■ OBJECTIVE: Count how many lines of the data below contain the string "name"; the reply should be that number alone.

■ ENTRIES PROVIDED:

[START]

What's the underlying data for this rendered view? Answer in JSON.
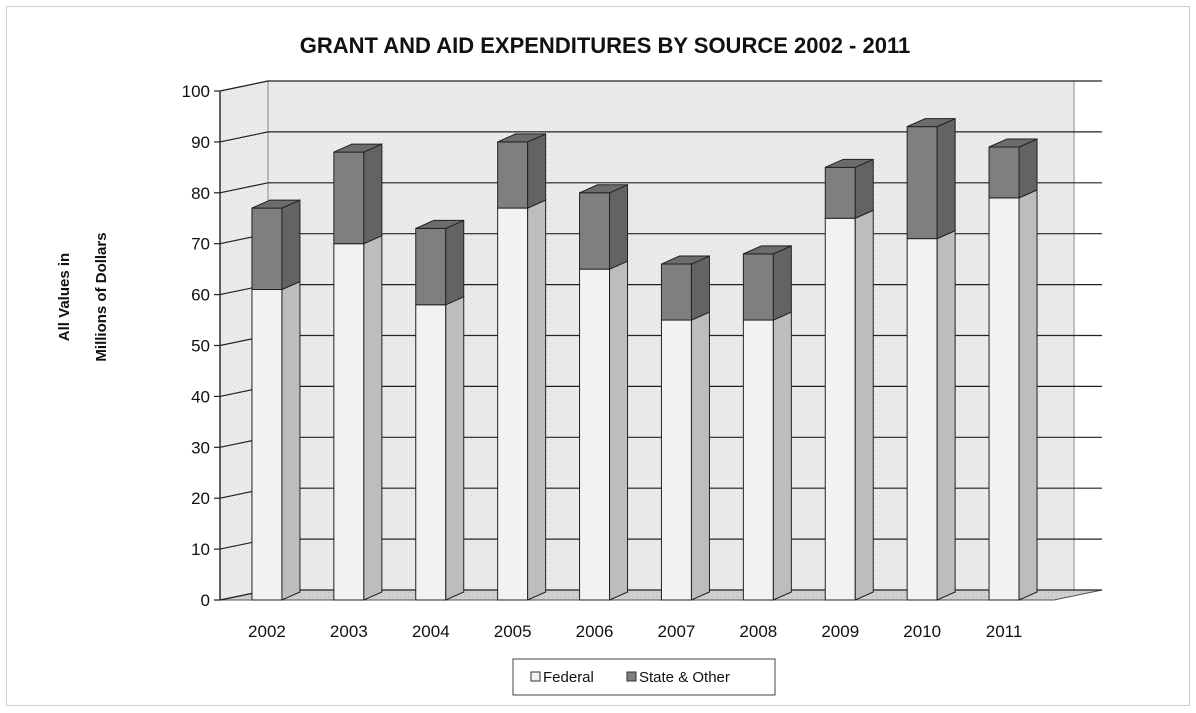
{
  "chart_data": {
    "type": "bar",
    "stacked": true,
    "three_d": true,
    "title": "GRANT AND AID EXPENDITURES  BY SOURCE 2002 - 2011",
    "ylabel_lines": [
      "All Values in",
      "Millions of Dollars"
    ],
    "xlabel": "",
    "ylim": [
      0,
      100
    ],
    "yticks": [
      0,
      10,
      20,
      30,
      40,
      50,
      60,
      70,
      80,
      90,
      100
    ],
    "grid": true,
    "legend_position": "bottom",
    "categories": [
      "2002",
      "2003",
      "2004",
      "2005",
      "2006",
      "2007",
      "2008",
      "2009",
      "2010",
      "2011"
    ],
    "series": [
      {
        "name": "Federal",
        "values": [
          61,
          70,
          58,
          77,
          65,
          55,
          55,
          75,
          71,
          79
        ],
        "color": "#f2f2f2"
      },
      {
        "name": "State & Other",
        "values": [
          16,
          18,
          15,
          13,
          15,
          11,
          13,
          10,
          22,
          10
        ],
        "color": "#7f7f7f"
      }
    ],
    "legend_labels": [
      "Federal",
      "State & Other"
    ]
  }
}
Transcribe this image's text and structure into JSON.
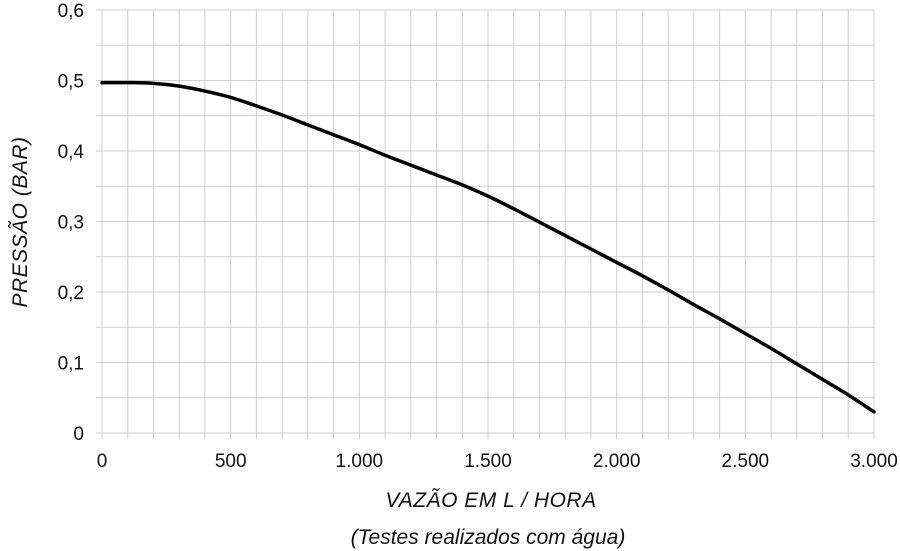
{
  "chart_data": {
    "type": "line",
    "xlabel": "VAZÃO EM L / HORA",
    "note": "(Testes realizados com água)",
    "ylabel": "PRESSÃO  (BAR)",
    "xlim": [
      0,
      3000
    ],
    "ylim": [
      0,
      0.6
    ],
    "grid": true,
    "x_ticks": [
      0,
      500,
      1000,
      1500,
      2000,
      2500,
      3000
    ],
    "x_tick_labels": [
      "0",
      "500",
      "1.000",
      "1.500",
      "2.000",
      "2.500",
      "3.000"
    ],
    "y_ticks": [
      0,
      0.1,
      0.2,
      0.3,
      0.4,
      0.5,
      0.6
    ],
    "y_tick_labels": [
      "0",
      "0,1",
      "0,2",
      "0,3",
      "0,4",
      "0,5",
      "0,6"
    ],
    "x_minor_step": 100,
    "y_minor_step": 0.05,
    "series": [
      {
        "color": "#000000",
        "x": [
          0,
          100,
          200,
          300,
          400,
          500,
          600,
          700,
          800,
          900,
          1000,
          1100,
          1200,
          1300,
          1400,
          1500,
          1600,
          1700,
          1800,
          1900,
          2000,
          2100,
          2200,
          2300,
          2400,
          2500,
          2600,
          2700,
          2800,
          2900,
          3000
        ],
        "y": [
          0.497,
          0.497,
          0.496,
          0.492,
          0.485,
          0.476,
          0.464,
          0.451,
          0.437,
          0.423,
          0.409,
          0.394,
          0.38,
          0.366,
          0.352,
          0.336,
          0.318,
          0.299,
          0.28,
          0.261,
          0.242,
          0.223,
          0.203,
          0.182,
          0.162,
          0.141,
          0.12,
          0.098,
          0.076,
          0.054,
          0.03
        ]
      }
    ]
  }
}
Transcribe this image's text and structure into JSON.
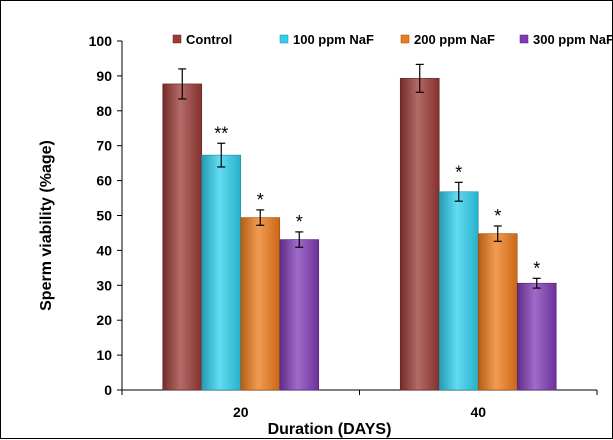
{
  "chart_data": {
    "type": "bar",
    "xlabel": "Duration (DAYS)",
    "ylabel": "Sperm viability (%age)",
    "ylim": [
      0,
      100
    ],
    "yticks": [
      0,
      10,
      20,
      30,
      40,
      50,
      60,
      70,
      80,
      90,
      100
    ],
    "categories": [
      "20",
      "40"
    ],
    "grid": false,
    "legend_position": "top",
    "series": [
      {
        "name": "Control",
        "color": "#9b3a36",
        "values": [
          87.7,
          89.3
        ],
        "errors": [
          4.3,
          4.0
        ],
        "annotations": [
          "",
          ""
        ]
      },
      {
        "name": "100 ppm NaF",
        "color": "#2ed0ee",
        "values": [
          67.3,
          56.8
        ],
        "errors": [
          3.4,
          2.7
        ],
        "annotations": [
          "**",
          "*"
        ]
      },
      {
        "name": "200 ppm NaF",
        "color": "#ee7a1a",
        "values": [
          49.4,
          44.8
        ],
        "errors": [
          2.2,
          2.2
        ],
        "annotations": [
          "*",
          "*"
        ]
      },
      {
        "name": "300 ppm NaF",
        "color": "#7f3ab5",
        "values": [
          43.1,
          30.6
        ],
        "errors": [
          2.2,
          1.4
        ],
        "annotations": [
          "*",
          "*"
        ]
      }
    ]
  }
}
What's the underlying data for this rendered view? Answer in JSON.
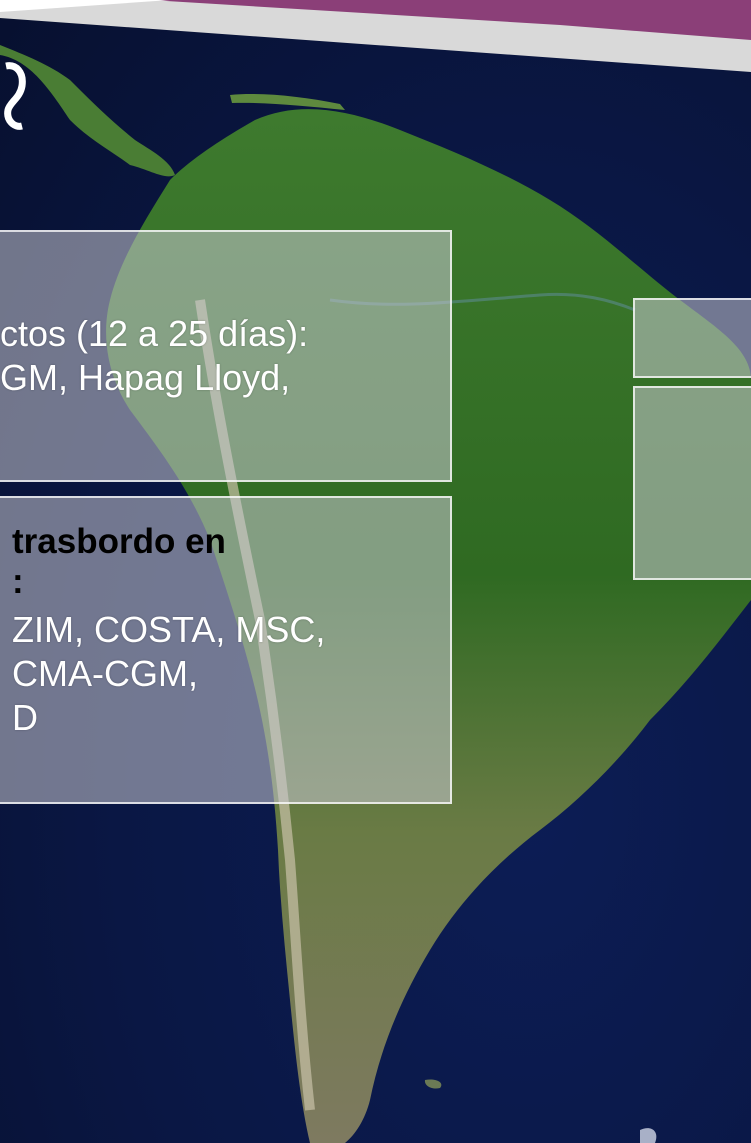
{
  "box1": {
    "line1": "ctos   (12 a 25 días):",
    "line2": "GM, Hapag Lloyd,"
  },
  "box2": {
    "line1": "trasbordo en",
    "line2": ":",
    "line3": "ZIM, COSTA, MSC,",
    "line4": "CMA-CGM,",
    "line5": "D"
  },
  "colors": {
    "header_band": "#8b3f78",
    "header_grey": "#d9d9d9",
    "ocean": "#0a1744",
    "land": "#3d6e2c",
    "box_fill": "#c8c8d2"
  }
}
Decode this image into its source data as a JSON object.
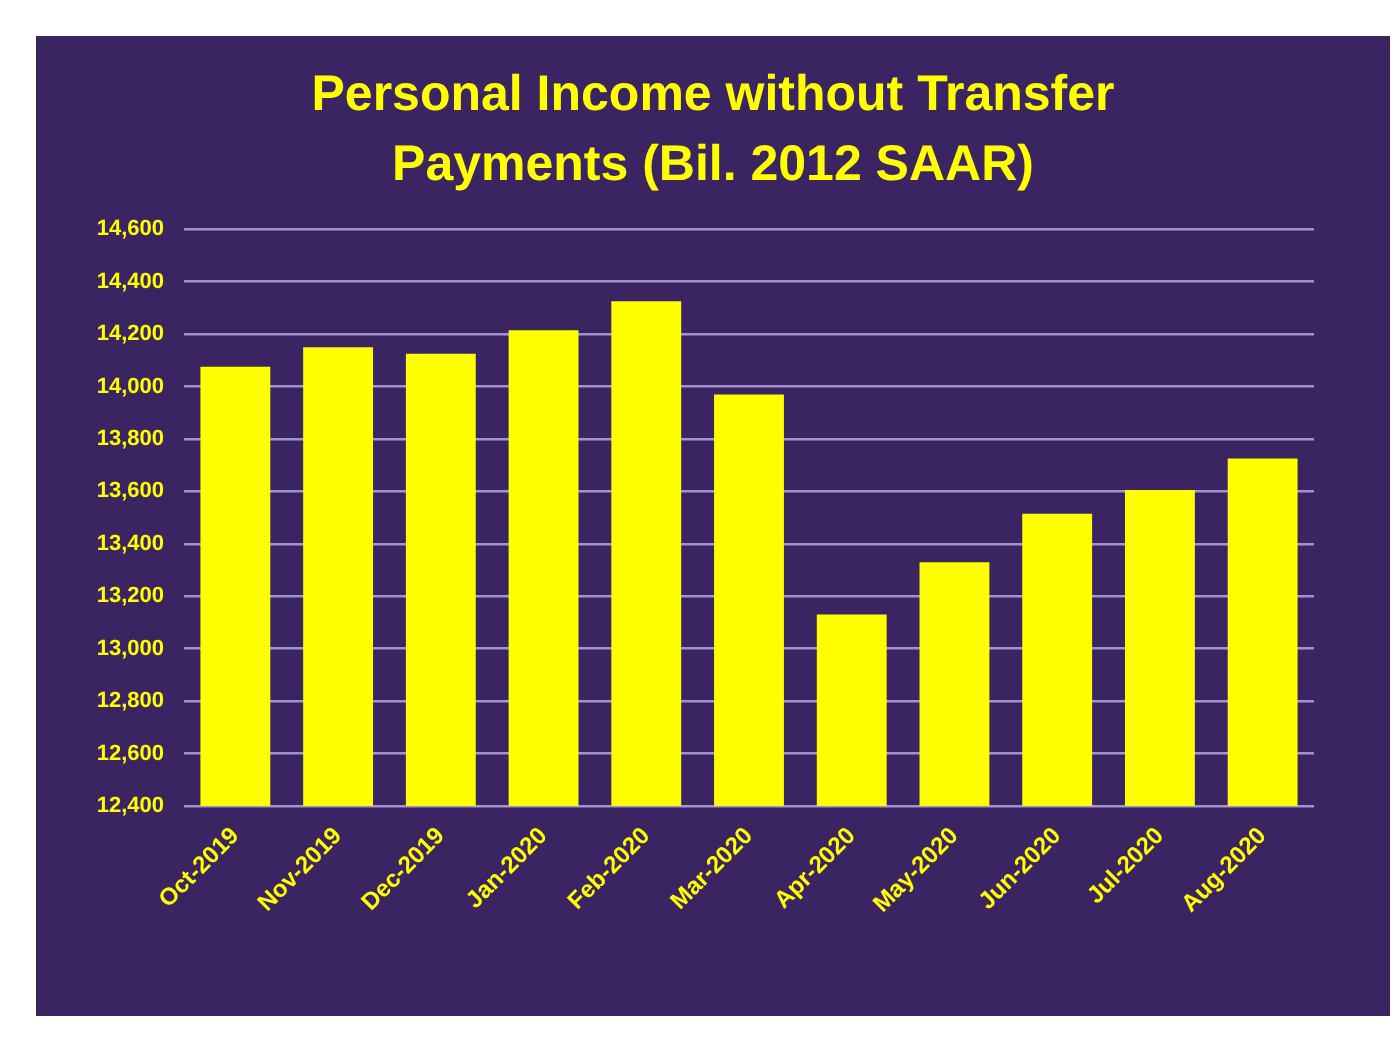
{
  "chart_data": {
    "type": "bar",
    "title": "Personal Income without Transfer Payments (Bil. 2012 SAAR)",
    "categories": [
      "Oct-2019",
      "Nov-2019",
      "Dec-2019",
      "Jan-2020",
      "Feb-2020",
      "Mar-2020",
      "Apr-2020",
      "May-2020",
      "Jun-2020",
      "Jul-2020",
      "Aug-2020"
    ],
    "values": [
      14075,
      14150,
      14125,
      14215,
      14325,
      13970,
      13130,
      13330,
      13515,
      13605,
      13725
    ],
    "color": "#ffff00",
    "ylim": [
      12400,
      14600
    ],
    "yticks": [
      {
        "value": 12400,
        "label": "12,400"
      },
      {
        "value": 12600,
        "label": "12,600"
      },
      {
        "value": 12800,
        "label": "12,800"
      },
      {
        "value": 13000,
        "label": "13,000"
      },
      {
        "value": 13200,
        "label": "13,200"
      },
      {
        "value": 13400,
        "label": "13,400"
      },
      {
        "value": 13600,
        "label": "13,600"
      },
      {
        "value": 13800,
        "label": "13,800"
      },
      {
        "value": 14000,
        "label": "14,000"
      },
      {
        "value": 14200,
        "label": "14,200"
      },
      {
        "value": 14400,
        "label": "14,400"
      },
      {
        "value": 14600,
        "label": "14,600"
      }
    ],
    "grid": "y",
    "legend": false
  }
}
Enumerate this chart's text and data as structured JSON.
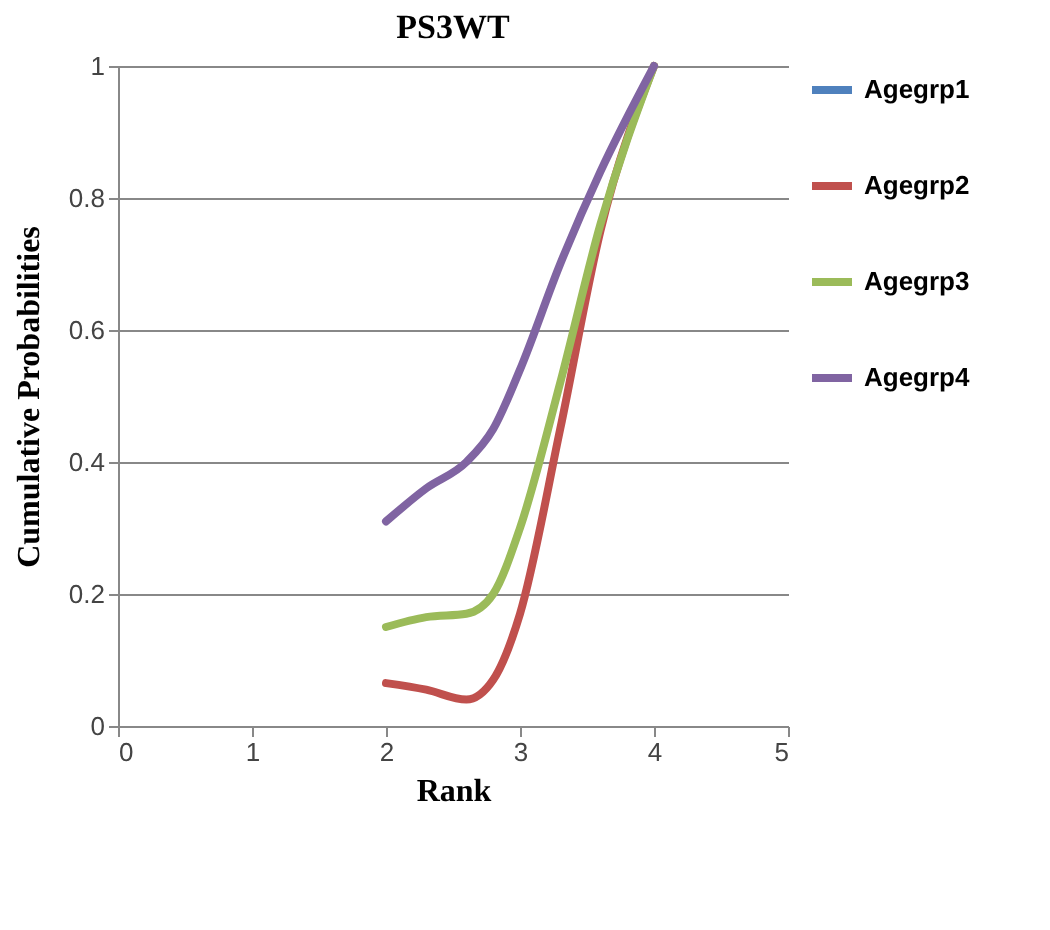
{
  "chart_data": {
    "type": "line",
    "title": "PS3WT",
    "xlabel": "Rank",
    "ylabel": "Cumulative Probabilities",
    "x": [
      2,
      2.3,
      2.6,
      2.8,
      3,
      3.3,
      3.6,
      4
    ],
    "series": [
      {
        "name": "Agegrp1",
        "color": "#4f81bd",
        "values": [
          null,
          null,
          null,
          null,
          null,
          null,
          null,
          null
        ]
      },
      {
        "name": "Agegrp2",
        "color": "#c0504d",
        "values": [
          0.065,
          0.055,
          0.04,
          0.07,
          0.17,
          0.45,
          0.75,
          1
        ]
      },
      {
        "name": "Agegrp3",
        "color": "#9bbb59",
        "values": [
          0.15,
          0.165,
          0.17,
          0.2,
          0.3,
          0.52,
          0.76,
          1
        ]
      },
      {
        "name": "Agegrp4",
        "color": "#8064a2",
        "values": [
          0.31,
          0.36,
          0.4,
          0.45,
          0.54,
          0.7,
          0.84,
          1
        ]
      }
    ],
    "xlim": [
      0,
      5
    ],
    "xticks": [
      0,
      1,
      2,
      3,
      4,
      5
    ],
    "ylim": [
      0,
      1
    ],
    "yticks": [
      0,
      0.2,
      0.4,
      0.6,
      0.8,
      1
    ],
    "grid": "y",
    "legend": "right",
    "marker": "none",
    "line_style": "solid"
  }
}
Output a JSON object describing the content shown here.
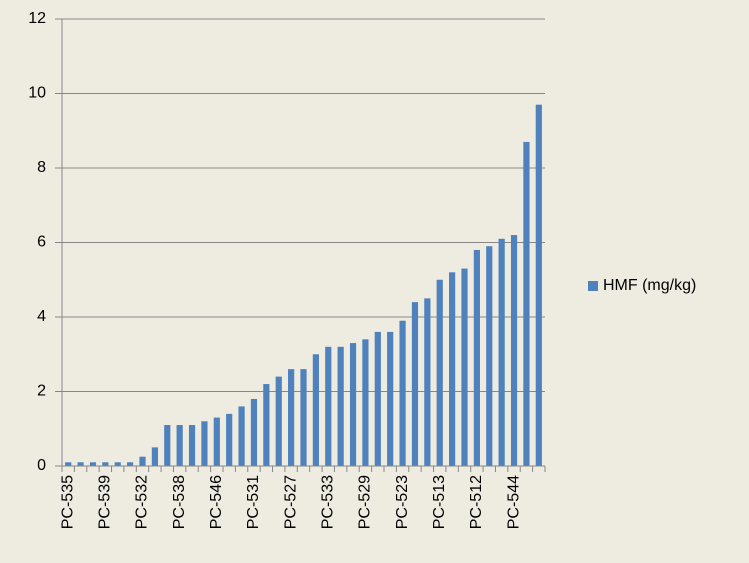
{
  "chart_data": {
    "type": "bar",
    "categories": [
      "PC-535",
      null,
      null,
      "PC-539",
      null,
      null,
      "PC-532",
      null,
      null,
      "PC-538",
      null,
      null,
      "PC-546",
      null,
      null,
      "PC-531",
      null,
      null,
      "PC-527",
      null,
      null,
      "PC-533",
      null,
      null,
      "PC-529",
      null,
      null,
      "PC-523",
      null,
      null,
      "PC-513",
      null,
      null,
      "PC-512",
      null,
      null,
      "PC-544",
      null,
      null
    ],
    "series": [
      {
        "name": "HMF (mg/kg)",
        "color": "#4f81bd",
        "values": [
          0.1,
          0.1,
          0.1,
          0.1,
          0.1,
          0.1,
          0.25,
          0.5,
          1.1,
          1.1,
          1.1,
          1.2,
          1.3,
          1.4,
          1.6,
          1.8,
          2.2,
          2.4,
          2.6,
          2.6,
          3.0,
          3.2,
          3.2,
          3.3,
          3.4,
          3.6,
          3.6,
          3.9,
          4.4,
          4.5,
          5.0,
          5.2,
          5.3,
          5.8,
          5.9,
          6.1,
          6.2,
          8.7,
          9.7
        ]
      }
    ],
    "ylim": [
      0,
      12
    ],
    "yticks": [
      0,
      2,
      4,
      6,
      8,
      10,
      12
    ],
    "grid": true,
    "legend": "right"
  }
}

[END]

■ WRITTEN RESPONSE: 11